» Challenge
Duplicate the rows beginning at the line that contains "curve-label-exponent: 9: [326, 204, 332, 215]" and continuing through the end of the rows, both ends included. Leave the pictures out.

# Start of Items

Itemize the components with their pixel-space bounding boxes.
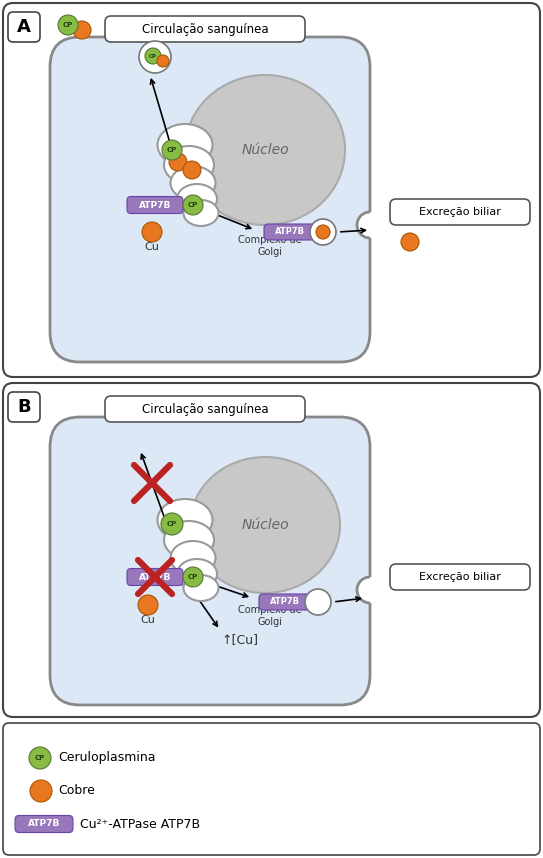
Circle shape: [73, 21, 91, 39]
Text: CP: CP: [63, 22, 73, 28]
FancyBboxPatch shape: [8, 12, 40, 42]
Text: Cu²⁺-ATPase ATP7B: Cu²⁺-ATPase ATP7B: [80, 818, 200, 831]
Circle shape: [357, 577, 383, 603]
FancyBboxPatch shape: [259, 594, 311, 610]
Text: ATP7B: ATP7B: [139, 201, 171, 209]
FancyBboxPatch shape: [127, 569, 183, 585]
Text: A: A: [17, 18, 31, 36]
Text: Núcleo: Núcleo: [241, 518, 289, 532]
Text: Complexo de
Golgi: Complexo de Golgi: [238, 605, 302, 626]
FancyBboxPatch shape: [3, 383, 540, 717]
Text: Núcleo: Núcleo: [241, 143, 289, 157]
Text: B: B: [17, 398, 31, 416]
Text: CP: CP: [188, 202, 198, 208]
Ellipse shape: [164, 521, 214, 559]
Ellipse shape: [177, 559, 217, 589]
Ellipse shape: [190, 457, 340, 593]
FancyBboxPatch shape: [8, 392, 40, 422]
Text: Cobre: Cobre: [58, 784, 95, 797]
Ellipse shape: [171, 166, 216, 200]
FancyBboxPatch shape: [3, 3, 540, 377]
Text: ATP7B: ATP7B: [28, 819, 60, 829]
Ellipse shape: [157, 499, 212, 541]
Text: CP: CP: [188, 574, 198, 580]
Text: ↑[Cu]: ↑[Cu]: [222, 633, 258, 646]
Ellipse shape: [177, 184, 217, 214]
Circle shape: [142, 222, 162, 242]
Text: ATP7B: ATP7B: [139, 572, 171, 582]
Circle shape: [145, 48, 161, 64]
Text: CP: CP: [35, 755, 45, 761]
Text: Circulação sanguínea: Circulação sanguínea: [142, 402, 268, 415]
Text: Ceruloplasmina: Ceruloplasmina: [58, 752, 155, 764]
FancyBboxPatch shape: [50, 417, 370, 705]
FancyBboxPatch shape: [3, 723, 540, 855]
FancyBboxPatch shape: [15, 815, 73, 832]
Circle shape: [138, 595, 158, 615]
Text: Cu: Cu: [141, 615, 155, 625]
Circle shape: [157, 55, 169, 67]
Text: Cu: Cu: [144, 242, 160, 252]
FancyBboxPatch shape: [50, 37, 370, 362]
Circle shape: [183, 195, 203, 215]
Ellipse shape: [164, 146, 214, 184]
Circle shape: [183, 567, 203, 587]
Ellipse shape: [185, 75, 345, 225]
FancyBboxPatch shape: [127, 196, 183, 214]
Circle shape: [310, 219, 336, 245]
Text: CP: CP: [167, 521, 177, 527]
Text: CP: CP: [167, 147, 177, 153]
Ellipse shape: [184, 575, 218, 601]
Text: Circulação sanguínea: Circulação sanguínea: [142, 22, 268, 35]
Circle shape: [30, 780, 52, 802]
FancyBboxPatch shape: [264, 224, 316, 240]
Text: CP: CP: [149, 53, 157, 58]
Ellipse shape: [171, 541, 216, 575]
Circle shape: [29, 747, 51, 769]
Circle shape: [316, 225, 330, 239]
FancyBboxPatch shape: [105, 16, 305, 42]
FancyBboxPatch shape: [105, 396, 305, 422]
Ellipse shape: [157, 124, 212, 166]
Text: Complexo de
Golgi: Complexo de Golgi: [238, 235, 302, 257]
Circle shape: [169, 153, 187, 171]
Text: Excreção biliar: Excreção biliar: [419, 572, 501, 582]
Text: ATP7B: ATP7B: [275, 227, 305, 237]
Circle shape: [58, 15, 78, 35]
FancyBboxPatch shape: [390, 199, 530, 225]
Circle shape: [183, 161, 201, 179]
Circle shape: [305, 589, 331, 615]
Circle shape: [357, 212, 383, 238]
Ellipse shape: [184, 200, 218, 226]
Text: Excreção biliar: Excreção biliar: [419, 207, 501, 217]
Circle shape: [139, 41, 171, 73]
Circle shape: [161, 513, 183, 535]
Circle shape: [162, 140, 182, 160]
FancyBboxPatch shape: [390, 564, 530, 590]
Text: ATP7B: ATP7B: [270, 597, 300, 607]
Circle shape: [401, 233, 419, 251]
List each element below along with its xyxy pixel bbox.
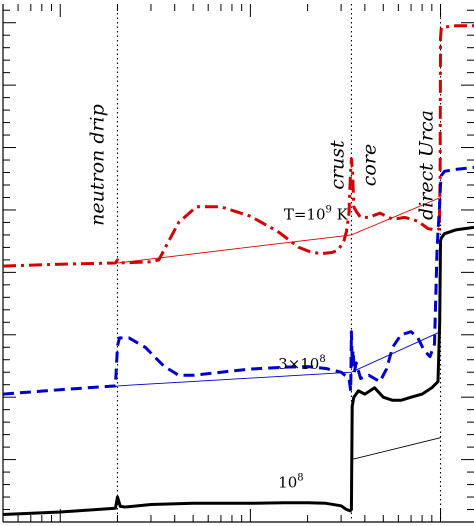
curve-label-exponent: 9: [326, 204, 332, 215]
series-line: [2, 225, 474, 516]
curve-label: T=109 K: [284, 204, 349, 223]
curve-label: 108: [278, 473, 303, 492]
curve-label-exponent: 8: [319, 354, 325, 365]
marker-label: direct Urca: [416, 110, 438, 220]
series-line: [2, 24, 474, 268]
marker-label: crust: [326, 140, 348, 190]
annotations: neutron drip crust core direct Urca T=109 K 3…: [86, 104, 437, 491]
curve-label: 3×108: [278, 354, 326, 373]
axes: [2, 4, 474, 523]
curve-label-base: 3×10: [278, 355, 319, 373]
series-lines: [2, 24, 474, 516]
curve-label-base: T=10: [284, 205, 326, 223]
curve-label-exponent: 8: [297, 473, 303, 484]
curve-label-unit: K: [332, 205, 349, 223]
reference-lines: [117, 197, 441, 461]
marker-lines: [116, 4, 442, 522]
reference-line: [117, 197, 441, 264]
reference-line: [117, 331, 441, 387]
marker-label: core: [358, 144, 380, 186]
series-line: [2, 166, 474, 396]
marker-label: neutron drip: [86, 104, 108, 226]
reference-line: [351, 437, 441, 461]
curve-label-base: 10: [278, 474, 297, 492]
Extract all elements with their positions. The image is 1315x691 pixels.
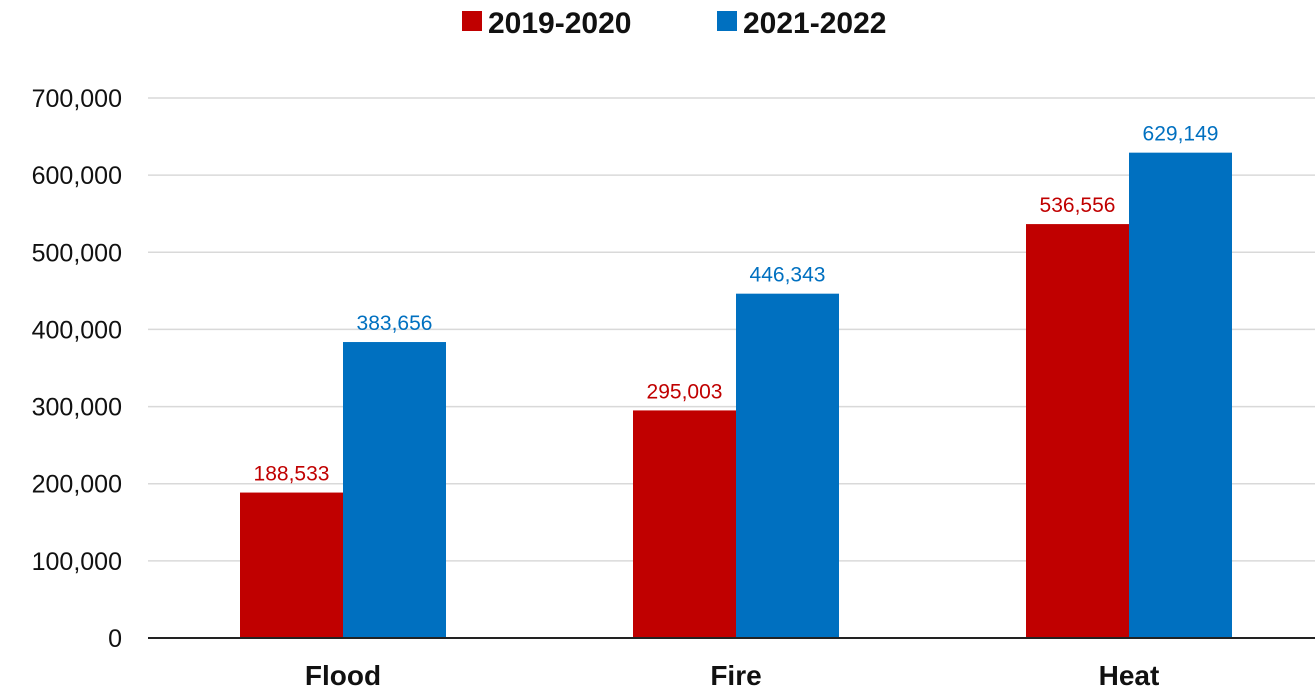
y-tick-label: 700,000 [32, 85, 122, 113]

# End of Items

» Solution
curve-label-exponent: 9: [326, 204, 332, 215]
series-line: [2, 225, 474, 516]
curve-label: T=109 K: [284, 204, 349, 223]
curve-label: 108: [278, 473, 303, 492]
curve-label-exponent: 8: [319, 354, 325, 365]
marker-label: direct Urca: [416, 110, 438, 220]
series-line: [2, 24, 474, 268]
marker-label: crust: [326, 140, 348, 190]
annotations: neutron drip crust core direct Urca T=109 K 3…: [86, 104, 437, 491]
curve-label: 3×108: [278, 354, 326, 373]
axes: [2, 4, 474, 523]
curve-label-base: 3×10: [278, 355, 319, 373]
series-lines: [2, 24, 474, 516]
curve-label-base: T=10: [284, 205, 326, 223]
curve-label-exponent: 8: [297, 473, 303, 484]
curve-label-unit: K: [332, 205, 349, 223]
reference-lines: [117, 197, 441, 461]
marker-lines: [116, 4, 442, 522]
reference-line: [117, 197, 441, 264]
reference-line: [117, 331, 441, 387]
marker-label: core: [358, 144, 380, 186]
series-line: [2, 166, 474, 396]
marker-label: neutron drip: [86, 104, 108, 226]
reference-line: [351, 437, 441, 461]
curve-label-base: 10: [278, 474, 297, 492]
Extract all elements with their positions. The image is 1315x691 pixels.
y-tick-label: 700,000 [32, 85, 122, 113]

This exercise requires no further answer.